• Given instruction a: In the art lesson page, what commandment did the teacher keep repeating during the charcoal portrait unit?

:: Source document ::

1/13/25

Art Lesson: Rectangle of Destiny

 

Lesson for 9th grade, 6 weeks, acrylics or gouache


Above: Kotoko and Maxine develop their paintings, inspired by the styles and colors inside their rectangles. Students did a few days of color mixing exercises at the start of this project. Beyond color mixing, they leveled-up their composition skills and visual storytelling skills during this project.

1/10/25

20 More Days of Portraiture

 


Lesson for 9th grade,  15-20 days, charcoal on toned paper


By now the students had made 7 practice drawings (described in Part 1), and they were ready for the big one. It was on toned paper. They used paper towel for blending and sometimes a small watercolor brush. They'd first hatch, then blend with brushes. 

I don't know that it really took them 20 days, I think it was more like 16-17, not sure. During that time, I kept repeating the commandment: Edges, not outlines! Outlines would have made drawings like these look amateurish. Most students (though not all) sidestepped that landmine and produced successful works. 4 students showed me photos of where they framed and hung these drawings in their homes.

Unfortunately, some students missed my demo on how to spray with fixative. Two students got their fingers into the spray and thus left big drips on their work, as you'll see below.





11/13/24

10 Days of Portraiture

9th grade unit, 10-13 days: 

This is a beginner-friendly unit, but it asks a LOT from students. They'll have to struggle and practice to stay afloat. As soon as a student memorizes facial proportions, she can make a face look like a plausible human being. And that's the goal, because capturing likeness doesn't matter—capturing likeness is for pros who've drawn many dozen faces.

:::
:: Material for this task ::

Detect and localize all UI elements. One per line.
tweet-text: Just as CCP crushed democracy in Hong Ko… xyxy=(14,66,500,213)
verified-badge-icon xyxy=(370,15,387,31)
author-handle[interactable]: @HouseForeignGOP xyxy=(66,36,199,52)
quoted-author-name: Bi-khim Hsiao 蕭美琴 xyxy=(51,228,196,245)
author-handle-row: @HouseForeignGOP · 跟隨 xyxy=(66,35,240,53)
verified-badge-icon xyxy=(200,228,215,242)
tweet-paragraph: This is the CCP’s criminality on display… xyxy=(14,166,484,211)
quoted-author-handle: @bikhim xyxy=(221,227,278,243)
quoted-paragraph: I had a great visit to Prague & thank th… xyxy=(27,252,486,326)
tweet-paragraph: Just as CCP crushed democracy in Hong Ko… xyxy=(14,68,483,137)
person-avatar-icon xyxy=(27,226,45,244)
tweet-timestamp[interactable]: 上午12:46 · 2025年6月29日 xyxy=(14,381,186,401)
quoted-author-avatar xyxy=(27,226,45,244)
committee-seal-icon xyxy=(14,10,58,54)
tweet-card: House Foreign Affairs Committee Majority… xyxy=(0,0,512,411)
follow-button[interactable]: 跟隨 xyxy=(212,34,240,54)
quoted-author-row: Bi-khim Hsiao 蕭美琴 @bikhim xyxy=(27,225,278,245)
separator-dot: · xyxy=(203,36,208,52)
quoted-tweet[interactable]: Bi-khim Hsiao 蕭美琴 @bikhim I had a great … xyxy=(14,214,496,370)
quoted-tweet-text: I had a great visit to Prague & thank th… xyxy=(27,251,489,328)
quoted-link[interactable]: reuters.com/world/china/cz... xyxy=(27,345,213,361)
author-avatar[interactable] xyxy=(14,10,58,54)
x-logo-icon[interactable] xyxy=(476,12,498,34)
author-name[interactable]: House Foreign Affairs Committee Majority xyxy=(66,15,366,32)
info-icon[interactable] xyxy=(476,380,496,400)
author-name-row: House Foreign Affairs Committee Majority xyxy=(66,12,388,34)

:::

• Given instruction b: Please pick out every line of the rows that contains the word "crushed", with case counting, and copy each one.

• Written solution a: "Edges, not outlines!"

• Written solution b:
tweet-text: Just as CCP crushed democracy in Hong Ko… xyxy=(14,66,500,213)
tweet-paragraph: Just as CCP crushed democracy in Hong Ko… xyxy=(14,68,483,137)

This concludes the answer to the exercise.